*ASSIGNED TASK*
Filter the data for lines with the word "marker", then copy every line so identified.

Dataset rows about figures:

----

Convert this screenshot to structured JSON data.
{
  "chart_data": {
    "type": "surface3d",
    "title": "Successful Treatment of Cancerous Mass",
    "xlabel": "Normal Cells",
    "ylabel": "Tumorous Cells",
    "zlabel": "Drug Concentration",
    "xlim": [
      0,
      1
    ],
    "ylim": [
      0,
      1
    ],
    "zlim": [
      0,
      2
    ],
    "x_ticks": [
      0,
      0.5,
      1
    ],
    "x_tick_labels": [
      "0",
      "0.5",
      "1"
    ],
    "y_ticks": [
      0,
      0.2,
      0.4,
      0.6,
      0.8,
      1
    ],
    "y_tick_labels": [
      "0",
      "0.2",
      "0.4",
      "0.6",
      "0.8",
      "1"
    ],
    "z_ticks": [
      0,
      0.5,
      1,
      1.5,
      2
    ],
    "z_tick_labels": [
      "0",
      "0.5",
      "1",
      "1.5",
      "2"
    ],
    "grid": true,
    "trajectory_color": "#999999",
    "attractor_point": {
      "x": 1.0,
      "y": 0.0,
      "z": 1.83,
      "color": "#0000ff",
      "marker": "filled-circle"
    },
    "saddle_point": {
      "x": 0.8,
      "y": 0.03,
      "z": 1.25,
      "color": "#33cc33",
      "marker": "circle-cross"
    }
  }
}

----

*FINISHED EXERCISE*
      "marker": "filled-circle"
      "marker": "circle-cross"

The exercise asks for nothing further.